(Records from a collection)
· · · ·

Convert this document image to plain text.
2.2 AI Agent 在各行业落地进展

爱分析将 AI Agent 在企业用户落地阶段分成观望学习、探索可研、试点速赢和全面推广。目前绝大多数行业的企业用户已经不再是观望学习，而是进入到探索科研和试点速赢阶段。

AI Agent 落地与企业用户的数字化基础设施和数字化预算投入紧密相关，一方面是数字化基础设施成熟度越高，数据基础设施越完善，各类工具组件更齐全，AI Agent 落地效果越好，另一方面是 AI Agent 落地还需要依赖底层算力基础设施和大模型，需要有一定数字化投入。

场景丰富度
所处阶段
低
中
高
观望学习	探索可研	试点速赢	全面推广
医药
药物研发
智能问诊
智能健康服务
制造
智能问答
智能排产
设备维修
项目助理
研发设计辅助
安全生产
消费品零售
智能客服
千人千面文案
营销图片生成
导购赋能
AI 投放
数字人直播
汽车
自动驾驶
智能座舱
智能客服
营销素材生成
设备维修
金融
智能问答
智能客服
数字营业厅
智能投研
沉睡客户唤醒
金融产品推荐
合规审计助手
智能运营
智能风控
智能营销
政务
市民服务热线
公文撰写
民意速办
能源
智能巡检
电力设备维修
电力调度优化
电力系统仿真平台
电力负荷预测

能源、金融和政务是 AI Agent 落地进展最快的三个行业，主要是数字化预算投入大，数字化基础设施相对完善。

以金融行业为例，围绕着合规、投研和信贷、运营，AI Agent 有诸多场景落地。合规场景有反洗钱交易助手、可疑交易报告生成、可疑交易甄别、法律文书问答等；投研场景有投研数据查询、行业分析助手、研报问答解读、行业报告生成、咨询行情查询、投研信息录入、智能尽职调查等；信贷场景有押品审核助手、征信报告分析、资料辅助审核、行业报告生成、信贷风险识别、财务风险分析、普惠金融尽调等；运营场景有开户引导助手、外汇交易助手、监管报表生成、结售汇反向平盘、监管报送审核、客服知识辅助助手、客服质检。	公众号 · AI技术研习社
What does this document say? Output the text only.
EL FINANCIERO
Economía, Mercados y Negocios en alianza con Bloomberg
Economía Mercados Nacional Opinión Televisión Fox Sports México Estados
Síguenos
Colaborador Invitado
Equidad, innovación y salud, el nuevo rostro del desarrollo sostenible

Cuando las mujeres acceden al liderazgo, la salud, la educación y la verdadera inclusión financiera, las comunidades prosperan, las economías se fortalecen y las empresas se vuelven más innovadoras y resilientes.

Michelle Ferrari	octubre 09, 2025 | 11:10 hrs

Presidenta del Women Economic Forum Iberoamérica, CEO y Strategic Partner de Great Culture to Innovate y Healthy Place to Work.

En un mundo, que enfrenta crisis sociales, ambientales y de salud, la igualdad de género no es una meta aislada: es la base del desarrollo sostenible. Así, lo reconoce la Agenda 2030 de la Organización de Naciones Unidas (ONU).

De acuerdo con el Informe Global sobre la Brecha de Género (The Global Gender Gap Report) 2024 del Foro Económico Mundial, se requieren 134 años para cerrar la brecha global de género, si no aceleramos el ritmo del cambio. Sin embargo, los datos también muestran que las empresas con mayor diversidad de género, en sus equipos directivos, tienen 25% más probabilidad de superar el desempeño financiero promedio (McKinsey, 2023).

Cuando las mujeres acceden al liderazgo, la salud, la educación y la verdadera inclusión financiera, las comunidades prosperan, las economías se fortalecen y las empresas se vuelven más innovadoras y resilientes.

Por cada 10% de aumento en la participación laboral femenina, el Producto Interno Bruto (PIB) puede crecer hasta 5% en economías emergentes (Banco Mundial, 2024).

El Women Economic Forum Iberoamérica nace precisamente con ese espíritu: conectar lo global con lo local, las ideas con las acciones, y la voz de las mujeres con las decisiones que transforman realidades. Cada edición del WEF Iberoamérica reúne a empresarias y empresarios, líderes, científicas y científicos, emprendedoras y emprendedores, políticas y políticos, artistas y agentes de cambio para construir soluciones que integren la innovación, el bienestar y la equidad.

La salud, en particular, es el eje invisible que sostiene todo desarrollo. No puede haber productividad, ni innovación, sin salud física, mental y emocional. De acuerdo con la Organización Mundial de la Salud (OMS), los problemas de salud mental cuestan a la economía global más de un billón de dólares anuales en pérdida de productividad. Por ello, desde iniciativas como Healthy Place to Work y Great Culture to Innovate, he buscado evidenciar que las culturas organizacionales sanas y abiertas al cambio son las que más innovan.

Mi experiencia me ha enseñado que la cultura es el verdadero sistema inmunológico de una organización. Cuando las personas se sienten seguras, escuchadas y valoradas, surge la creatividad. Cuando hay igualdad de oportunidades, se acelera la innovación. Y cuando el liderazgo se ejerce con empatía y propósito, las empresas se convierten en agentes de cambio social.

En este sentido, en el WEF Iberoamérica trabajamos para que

· · · ·

[Objective]
Retype every entry above, word for word.

[Full solution]
Convert this document image to plain text.
2.2 AI Agent 在各行业落地进展

爱分析将 AI Agent 在企业用户落地阶段分成观望学习、探索可研、试点速赢和全面推广。目前绝大多数行业的企业用户已经不再是观望学习，而是进入到探索科研和试点速赢阶段。

AI Agent 落地与企业用户的数字化基础设施和数字化预算投入紧密相关，一方面是数字化基础设施成熟度越高，数据基础设施越完善，各类工具组件更齐全，AI Agent 落地效果越好，另一方面是 AI Agent 落地还需要依赖底层算力基础设施和大模型，需要有一定数字化投入。

场景丰富度
所处阶段
低
中
高
观望学习	探索可研	试点速赢	全面推广
医药
药物研发
智能问诊
智能健康服务
制造
智能问答
智能排产
设备维修
项目助理
研发设计辅助
安全生产
消费品零售
智能客服
千人千面文案
营销图片生成
导购赋能
AI 投放
数字人直播
汽车
自动驾驶
智能座舱
智能客服
营销素材生成
设备维修
金融
智能问答
智能客服
数字营业厅
智能投研
沉睡客户唤醒
金融产品推荐
合规审计助手
智能运营
智能风控
智能营销
政务
市民服务热线
公文撰写
民意速办
能源
智能巡检
电力设备维修
电力调度优化
电力系统仿真平台
电力负荷预测

能源、金融和政务是 AI Agent 落地进展最快的三个行业，主要是数字化预算投入大，数字化基础设施相对完善。

以金融行业为例，围绕着合规、投研和信贷、运营，AI Agent 有诸多场景落地。合规场景有反洗钱交易助手、可疑交易报告生成、可疑交易甄别、法律文书问答等；投研场景有投研数据查询、行业分析助手、研报问答解读、行业报告生成、咨询行情查询、投研信息录入、智能尽职调查等；信贷场景有押品审核助手、征信报告分析、资料辅助审核、行业报告生成、信贷风险识别、财务风险分析、普惠金融尽调等；运营场景有开户引导助手、外汇交易助手、监管报表生成、结售汇反向平盘、监管报送审核、客服知识辅助助手、客服质检。	公众号 · AI技术研习社
What does this document say? Output the text only.
EL FINANCIERO
Economía, Mercados y Negocios en alianza con Bloomberg
Economía Mercados Nacional Opinión Televisión Fox Sports México Estados
Síguenos
Colaborador Invitado
Equidad, innovación y salud, el nuevo rostro del desarrollo sostenible

Cuando las mujeres acceden al liderazgo, la salud, la educación y la verdadera inclusión financiera, las comunidades prosperan, las economías se fortalecen y las empresas se vuelven más innovadoras y resilientes.

Michelle Ferrari	octubre 09, 2025 | 11:10 hrs

Presidenta del Women Economic Forum Iberoamérica, CEO y Strategic Partner de Great Culture to Innovate y Healthy Place to Work.

En un mundo, que enfrenta crisis sociales, ambientales y de salud, la igualdad de género no es una meta aislada: es la base del desarrollo sostenible. Así, lo reconoce la Agenda 2030 de la Organización de Naciones Unidas (ONU).

De acuerdo con el Informe Global sobre la Brecha de Género (The Global Gender Gap Report) 2024 del Foro Económico Mundial, se requieren 134 años para cerrar la brecha global de género, si no aceleramos el ritmo del cambio. Sin embargo, los datos también muestran que las empresas con mayor diversidad de género, en sus equipos directivos, tienen 25% más probabilidad de superar el desempeño financiero promedio (McKinsey, 2023).

Cuando las mujeres acceden al liderazgo, la salud, la educación y la verdadera inclusión financiera, las comunidades prosperan, las economías se fortalecen y las empresas se vuelven más innovadoras y resilientes.

Por cada 10% de aumento en la participación laboral femenina, el Producto Interno Bruto (PIB) puede crecer hasta 5% en economías emergentes (Banco Mundial, 2024).

El Women Economic Forum Iberoamérica nace precisamente con ese espíritu: conectar lo global con lo local, las ideas con las acciones, y la voz de las mujeres con las decisiones que transforman realidades. Cada edición del WEF Iberoamérica reúne a empresarias y empresarios, líderes, científicas y científicos, emprendedoras y emprendedores, políticas y políticos, artistas y agentes de cambio para construir soluciones que integren la innovación, el bienestar y la equidad.

La salud, en particular, es el eje invisible que sostiene todo desarrollo. No puede haber productividad, ni innovación, sin salud física, mental y emocional. De acuerdo con la Organización Mundial de la Salud (OMS), los problemas de salud mental cuestan a la economía global más de un billón de dólares anuales en pérdida de productividad. Por ello, desde iniciativas como Healthy Place to Work y Great Culture to Innovate, he buscado evidenciar que las culturas organizacionales sanas y abiertas al cambio son las que más innovan.

Mi experiencia me ha enseñado que la cultura es el verdadero sistema inmunológico de una organización. Cuando las personas se sienten seguras, escuchadas y valoradas, surge la creatividad. Cuando hay igualdad de oportunidades, se acelera la innovación. Y cuando el liderazgo se ejerce con empatía y propósito, las empresas se convierten en agentes de cambio social.

En este sentido, en el WEF Iberoamérica trabajamos para que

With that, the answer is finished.